◆ **EXERCISE GOAL**
Reproduce the entries word for word, and omit any picture you find in them.
═════ TASK INPUT
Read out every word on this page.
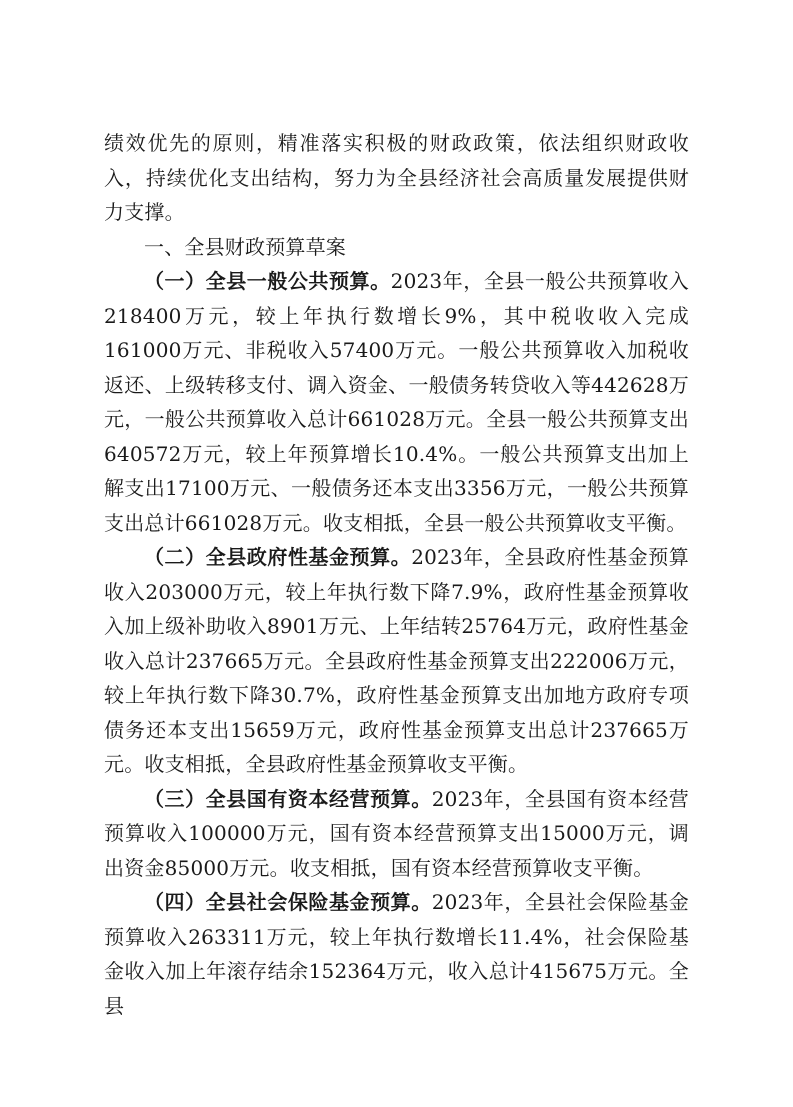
绩效优先的原则，精准落实积极的财政政策，依法组织财政收入，持续优化支出结构，努力为全县经济社会高质量发展提供财力支撑。

一、全县财政预算草案

（一）全县一般公共预算。2023年，全县一般公共预算收入218400万元，较上年执行数增长9%，其中税收收入完成161000万元、非税收入57400万元。一般公共预算收入加税收返还、上级转移支付、调入资金、一般债务转贷收入等442628万元，一般公共预算收入总计661028万元。全县一般公共预算支出640572万元，较上年预算增长10.4%。一般公共预算支出加上解支出17100万元、一般债务还本支出3356万元，一般公共预算支出总计661028万元。收支相抵，全县一般公共预算收支平衡。

（二）全县政府性基金预算。2023年，全县政府性基金预算收入203000万元，较上年执行数下降7.9%，政府性基金预算收入加上级补助收入8901万元、上年结转25764万元，政府性基金收入总计237665万元。全县政府性基金预算支出222006万元，较上年执行数下降30.7%，政府性基金预算支出加地方政府专项债务还本支出15659万元，政府性基金预算支出总计237665万元。收支相抵，全县政府性基金预算收支平衡。

（三）全县国有资本经营预算。2023年，全县国有资本经营预算收入100000万元，国有资本经营预算支出15000万元，调出资金85000万元。收支相抵，国有资本经营预算收支平衡。

（四）全县社会保险基金预算。2023年，全县社会保险基金预算收入263311万元，较上年执行数增长11.4%，社会保险基金收入加上年滚存结余152364万元，收入总计415675万元。全县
══════════
◆ **RESPONSE BELOW**
Read out every word on this page.
绩效优先的原则，精准落实积极的财政政策，依法组织财政收入，持续优化支出结构，努力为全县经济社会高质量发展提供财力支撑。

一、全县财政预算草案

（一）全县一般公共预算。2023年，全县一般公共预算收入218400万元，较上年执行数增长9%，其中税收收入完成161000万元、非税收入57400万元。一般公共预算收入加税收返还、上级转移支付、调入资金、一般债务转贷收入等442628万元，一般公共预算收入总计661028万元。全县一般公共预算支出640572万元，较上年预算增长10.4%。一般公共预算支出加上解支出17100万元、一般债务还本支出3356万元，一般公共预算支出总计661028万元。收支相抵，全县一般公共预算收支平衡。

（二）全县政府性基金预算。2023年，全县政府性基金预算收入203000万元，较上年执行数下降7.9%，政府性基金预算收入加上级补助收入8901万元、上年结转25764万元，政府性基金收入总计237665万元。全县政府性基金预算支出222006万元，较上年执行数下降30.7%，政府性基金预算支出加地方政府专项债务还本支出15659万元，政府性基金预算支出总计237665万元。收支相抵，全县政府性基金预算收支平衡。

（三）全县国有资本经营预算。2023年，全县国有资本经营预算收入100000万元，国有资本经营预算支出15000万元，调出资金85000万元。收支相抵，国有资本经营预算收支平衡。

（四）全县社会保险基金预算。2023年，全县社会保险基金预算收入263311万元，较上年执行数增长11.4%，社会保险基金收入加上年滚存结余152364万元，收入总计415675万元。全县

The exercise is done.